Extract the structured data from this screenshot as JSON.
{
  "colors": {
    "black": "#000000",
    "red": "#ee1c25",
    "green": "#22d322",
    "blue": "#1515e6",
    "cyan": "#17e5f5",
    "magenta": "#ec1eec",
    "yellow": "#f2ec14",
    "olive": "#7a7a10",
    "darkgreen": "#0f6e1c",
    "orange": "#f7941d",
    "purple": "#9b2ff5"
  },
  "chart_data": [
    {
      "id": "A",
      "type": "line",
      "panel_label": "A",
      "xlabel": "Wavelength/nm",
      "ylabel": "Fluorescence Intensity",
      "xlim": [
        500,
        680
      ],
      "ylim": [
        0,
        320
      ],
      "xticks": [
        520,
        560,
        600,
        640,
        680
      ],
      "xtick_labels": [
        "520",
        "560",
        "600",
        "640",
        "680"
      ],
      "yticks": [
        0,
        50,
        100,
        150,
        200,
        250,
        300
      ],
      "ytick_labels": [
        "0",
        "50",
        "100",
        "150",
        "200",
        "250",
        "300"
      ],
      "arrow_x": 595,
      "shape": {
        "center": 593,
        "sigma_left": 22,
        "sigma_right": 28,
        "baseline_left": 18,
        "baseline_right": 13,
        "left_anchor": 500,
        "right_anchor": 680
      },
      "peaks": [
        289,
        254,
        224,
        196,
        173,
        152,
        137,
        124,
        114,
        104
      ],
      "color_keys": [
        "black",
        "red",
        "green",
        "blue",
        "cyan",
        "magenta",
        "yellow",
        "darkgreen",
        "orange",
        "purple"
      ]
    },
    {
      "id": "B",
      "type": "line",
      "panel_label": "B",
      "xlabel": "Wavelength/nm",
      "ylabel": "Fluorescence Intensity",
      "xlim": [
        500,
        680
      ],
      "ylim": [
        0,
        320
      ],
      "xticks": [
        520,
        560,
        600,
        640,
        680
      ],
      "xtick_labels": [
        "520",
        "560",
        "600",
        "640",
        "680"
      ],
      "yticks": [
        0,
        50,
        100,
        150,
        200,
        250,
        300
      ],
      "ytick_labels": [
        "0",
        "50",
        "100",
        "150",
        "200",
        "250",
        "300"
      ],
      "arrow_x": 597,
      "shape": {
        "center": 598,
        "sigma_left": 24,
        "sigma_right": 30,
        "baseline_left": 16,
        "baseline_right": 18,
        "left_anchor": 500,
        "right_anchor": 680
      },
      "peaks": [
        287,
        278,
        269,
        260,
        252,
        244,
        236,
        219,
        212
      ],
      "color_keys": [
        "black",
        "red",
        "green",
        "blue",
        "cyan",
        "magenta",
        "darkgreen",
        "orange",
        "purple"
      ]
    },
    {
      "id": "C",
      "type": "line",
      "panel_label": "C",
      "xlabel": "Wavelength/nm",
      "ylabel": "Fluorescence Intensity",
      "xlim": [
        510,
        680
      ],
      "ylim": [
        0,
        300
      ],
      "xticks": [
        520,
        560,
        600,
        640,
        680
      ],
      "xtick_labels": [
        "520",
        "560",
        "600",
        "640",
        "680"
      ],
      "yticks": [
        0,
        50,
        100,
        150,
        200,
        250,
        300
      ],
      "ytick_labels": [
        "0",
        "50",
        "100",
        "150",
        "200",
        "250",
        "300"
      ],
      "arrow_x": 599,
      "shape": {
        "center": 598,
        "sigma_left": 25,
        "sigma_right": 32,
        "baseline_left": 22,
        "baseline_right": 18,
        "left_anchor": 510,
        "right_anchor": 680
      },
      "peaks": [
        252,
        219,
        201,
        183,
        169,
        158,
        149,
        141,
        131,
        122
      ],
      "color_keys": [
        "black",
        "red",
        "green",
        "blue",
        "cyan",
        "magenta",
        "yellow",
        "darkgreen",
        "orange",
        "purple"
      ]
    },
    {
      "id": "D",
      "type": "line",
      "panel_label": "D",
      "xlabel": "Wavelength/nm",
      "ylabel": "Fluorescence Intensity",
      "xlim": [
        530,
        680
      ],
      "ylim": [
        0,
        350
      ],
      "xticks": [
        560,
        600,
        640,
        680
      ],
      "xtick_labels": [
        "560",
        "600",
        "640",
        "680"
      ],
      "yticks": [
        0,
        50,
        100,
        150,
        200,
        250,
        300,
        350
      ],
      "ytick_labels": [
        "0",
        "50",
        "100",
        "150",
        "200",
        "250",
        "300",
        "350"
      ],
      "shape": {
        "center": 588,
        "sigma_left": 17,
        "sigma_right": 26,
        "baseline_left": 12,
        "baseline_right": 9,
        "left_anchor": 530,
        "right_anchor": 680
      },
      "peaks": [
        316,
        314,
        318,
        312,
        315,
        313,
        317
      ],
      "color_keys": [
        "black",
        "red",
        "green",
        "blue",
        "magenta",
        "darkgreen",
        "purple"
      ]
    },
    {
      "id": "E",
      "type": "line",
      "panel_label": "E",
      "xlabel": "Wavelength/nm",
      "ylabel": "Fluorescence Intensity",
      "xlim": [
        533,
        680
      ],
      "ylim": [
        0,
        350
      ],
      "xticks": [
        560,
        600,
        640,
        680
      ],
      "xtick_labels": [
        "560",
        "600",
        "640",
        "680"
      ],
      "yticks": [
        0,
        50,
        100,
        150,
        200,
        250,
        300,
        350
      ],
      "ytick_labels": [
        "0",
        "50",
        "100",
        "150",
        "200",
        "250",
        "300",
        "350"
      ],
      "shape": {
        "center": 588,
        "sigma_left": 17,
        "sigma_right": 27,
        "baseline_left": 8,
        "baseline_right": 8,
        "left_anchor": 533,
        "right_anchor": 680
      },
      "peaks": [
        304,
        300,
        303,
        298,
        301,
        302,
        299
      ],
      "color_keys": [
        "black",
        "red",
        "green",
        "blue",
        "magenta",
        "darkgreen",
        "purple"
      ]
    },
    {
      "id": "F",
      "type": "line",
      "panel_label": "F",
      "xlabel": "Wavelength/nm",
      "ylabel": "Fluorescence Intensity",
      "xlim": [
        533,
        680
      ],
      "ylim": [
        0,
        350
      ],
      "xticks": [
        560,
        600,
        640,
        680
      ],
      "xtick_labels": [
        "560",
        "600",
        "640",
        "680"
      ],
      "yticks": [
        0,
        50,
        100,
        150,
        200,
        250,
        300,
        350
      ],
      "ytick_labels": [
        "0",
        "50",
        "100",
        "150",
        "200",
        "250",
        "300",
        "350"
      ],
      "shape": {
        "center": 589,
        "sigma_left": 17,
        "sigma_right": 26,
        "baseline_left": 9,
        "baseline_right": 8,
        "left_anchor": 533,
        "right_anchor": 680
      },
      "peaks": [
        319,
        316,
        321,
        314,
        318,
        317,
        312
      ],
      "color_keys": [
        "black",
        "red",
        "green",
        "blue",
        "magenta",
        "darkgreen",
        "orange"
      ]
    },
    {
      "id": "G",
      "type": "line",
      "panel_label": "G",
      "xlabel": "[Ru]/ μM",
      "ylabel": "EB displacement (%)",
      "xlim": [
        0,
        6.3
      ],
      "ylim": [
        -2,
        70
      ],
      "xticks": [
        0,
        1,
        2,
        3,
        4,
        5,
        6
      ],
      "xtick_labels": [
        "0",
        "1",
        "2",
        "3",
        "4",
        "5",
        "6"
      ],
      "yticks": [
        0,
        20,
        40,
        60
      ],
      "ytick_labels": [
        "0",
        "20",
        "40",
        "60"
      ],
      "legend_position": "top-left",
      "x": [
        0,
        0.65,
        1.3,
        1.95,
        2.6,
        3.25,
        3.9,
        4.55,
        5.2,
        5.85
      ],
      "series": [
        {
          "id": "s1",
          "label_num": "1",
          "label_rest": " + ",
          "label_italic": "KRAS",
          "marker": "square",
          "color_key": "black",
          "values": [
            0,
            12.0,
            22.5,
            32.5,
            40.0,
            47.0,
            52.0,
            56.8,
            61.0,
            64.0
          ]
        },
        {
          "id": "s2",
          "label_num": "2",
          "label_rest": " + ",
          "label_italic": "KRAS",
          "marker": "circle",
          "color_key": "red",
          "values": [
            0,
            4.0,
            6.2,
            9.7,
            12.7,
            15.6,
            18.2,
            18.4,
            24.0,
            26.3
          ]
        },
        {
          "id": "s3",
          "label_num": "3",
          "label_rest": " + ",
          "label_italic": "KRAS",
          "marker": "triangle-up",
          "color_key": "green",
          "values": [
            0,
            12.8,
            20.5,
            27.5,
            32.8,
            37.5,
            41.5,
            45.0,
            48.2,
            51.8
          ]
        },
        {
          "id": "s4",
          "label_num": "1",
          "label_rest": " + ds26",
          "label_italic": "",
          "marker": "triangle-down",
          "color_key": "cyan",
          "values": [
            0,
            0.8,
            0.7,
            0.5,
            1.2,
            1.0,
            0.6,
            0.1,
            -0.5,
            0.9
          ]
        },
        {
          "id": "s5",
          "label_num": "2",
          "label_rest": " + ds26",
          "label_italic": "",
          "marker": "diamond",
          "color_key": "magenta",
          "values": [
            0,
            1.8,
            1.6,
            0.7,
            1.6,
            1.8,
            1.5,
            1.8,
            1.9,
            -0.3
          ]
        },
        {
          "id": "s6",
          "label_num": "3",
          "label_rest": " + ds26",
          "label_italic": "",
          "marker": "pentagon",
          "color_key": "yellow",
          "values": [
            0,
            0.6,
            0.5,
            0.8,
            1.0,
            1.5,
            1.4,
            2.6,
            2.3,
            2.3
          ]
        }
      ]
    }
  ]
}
※ ※ ※
### TASK PROMPT
Looking at the records above, report how many lines contain the word "triangle". Answer with the number only.

### ANSWER TO THE EXERCISE
2